What's needed is an exact copy of the lines from the one that contains "Read out every word on this page." to the end of the data below, leaving the pictures out.
* * *
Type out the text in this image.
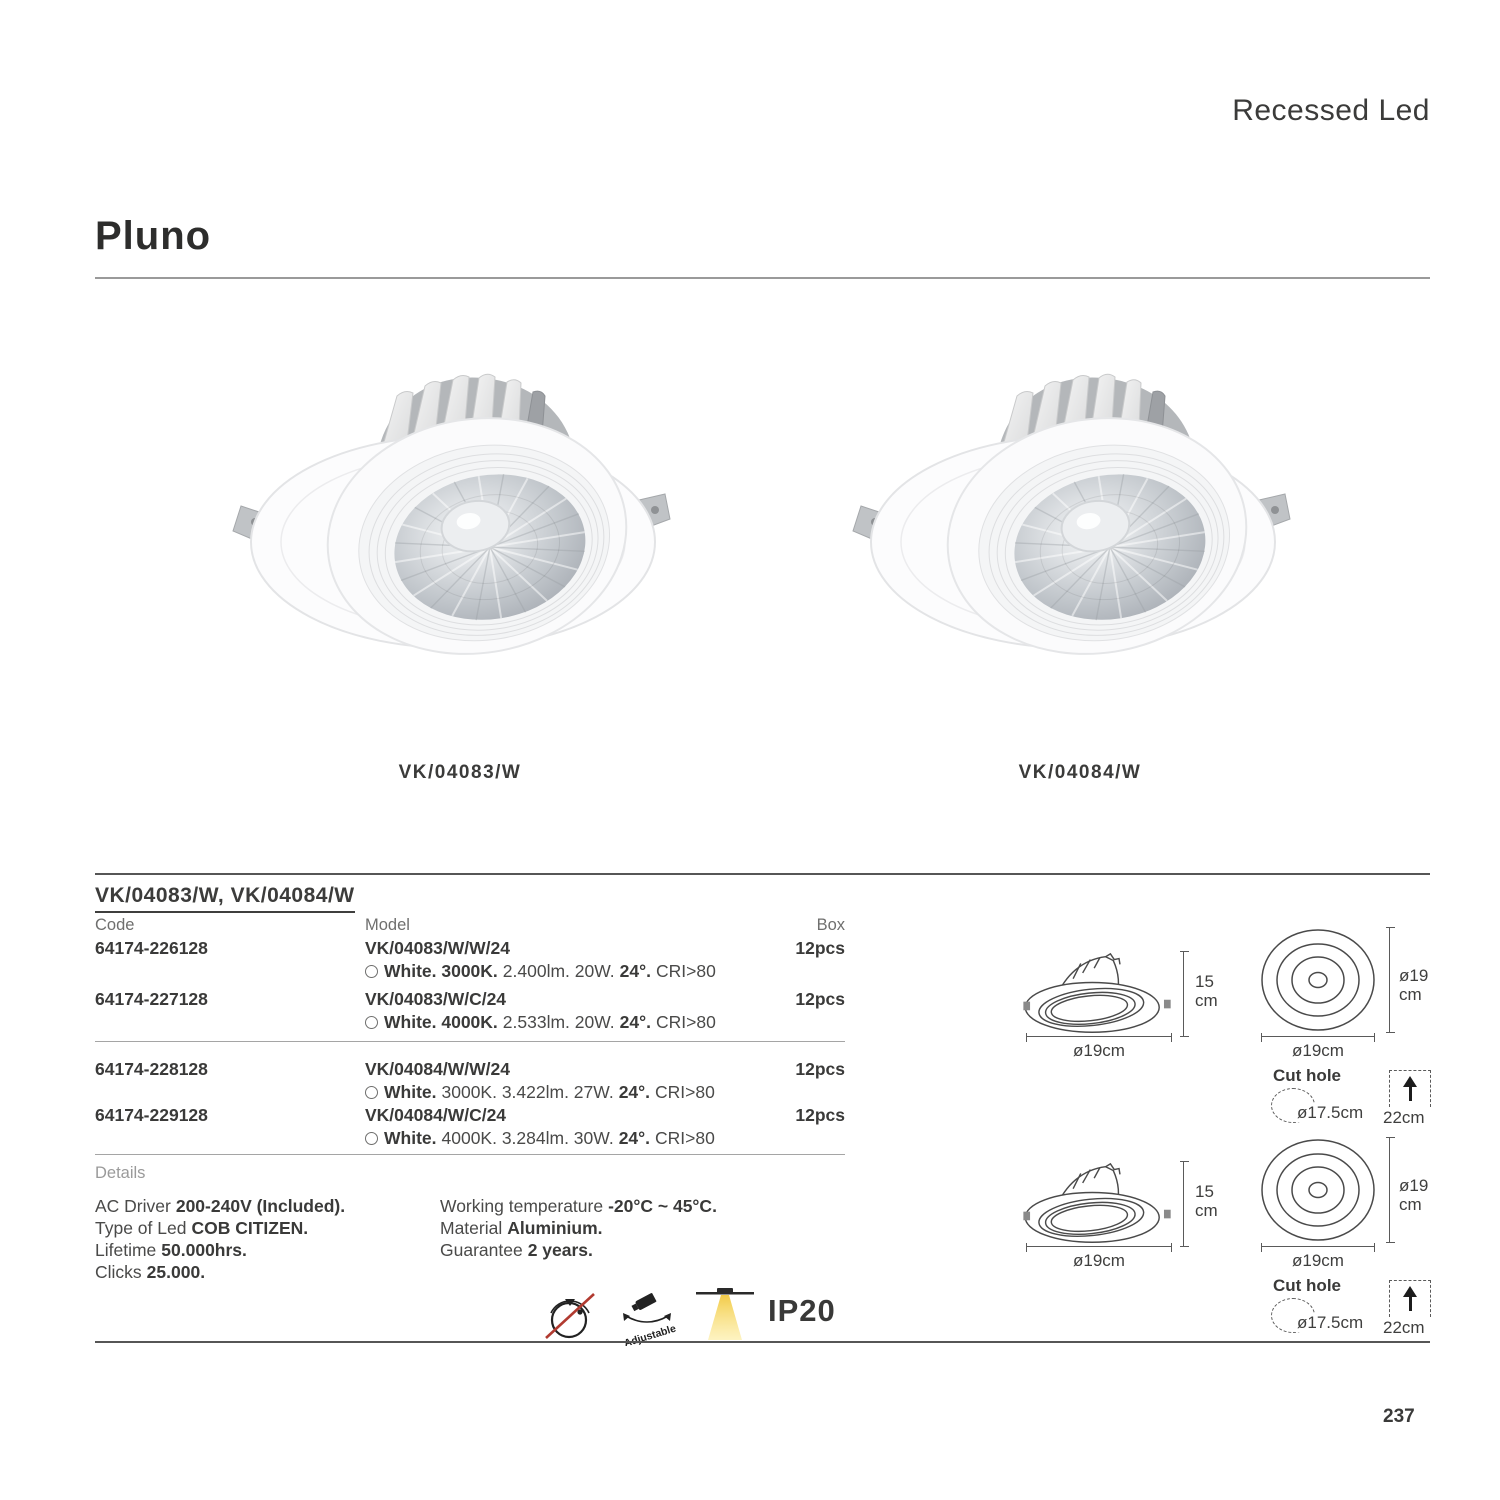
Recessed Led
Pluno
VK/04083/W	VK/04084/W
VK/04083/W, VK/04084/W
Code	Model	Box
64174-226128	VK/04083/W/W/24	12pcs
White. 3000K. 2.400lm. 20W. 24°. CRI>80
64174-227128	VK/04083/W/C/24	12pcs
White. 4000K. 2.533lm. 20W. 24°. CRI>80
64174-228128	VK/04084/W/W/24	12pcs
White. 3000K. 3.422lm. 27W. 24°. CRI>80
64174-229128	VK/04084/W/C/24	12pcs
White. 4000K. 3.284lm. 30W. 24°. CRI>80
Details
AC Driver 200-240V (Included).
Type of Led COB CITIZEN.
Lifetime 50.000hrs.
Clicks 25.000.
Working temperature -20°C ~ 45°C.
Material Aluminium.
Guarantee 2 years.
Adjustable
IP20
15 cm
ø19cm
ø19 cm
ø19cm
Cut hole
ø17.5cm 22cm
15 cm
ø19cm
ø19 cm
ø19cm
Cut hole
ø17.5cm 22cm
237
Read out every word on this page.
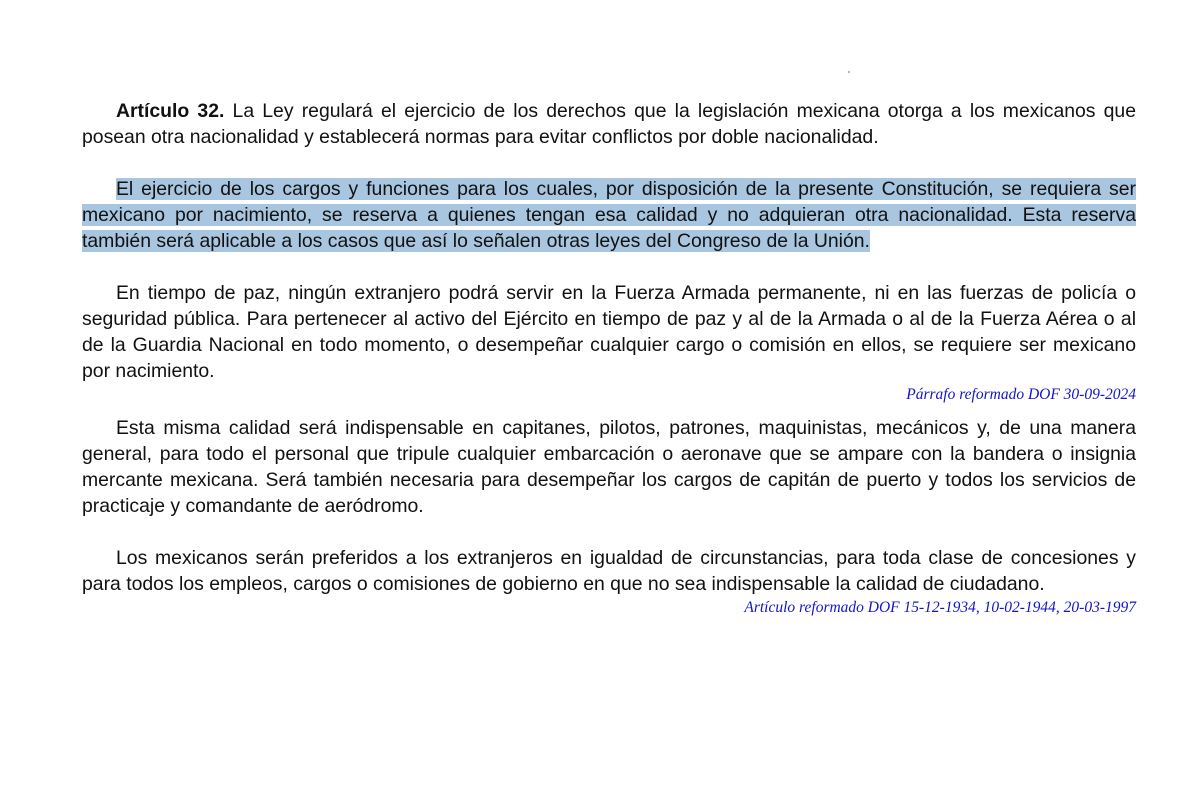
Artículo 32. La Ley regulará el ejercicio de los derechos que la legislación mexicana otorga a los mexicanos que posean otra nacionalidad y establecerá normas para evitar conflictos por doble nacionalidad.

El ejercicio de los cargos y funciones para los cuales, por disposición de la presente Constitución, se requiera ser mexicano por nacimiento, se reserva a quienes tengan esa calidad y no adquieran otra nacionalidad. Esta reserva también será aplicable a los casos que así lo señalen otras leyes del Congreso de la Unión.

En tiempo de paz, ningún extranjero podrá servir en la Fuerza Armada permanente, ni en las fuerzas de policía o seguridad pública. Para pertenecer al activo del Ejército en tiempo de paz y al de la Armada o al de la Fuerza Aérea o al de la Guardia Nacional en todo momento, o desempeñar cualquier cargo o comisión en ellos, se requiere ser mexicano por nacimiento.

Párrafo reformado DOF 30-09-2024

Esta misma calidad será indispensable en capitanes, pilotos, patrones, maquinistas, mecánicos y, de una manera general, para todo el personal que tripule cualquier embarcación o aeronave que se ampare con la bandera o insignia mercante mexicana. Será también necesaria para desempeñar los cargos de capitán de puerto y todos los servicios de practicaje y comandante de aeródromo.

Los mexicanos serán preferidos a los extranjeros en igualdad de circunstancias, para toda clase de concesiones y para todos los empleos, cargos o comisiones de gobierno en que no sea indispensable la calidad de ciudadano.

Artículo reformado DOF 15-12-1934, 10-02-1944, 20-03-1997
* * *
_FULL RESPONSE_.
Read out every word on this page.
Artículo 32. La Ley regulará el ejercicio de los derechos que la legislación mexicana otorga a los mexicanos que posean otra nacionalidad y establecerá normas para evitar conflictos por doble nacionalidad.

El ejercicio de los cargos y funciones para los cuales, por disposición de la presente Constitución, se requiera ser mexicano por nacimiento, se reserva a quienes tengan esa calidad y no adquieran otra nacionalidad. Esta reserva también será aplicable a los casos que así lo señalen otras leyes del Congreso de la Unión.

En tiempo de paz, ningún extranjero podrá servir en la Fuerza Armada permanente, ni en las fuerzas de policía o seguridad pública. Para pertenecer al activo del Ejército en tiempo de paz y al de la Armada o al de la Fuerza Aérea o al de la Guardia Nacional en todo momento, o desempeñar cualquier cargo o comisión en ellos, se requiere ser mexicano por nacimiento.

Párrafo reformado DOF 30-09-2024

Esta misma calidad será indispensable en capitanes, pilotos, patrones, maquinistas, mecánicos y, de una manera general, para todo el personal que tripule cualquier embarcación o aeronave que se ampare con la bandera o insignia mercante mexicana. Será también necesaria para desempeñar los cargos de capitán de puerto y todos los servicios de practicaje y comandante de aeródromo.

Los mexicanos serán preferidos a los extranjeros en igualdad de circunstancias, para toda clase de concesiones y para todos los empleos, cargos o comisiones de gobierno en que no sea indispensable la calidad de ciudadano.

Artículo reformado DOF 15-12-1934, 10-02-1944, 20-03-1997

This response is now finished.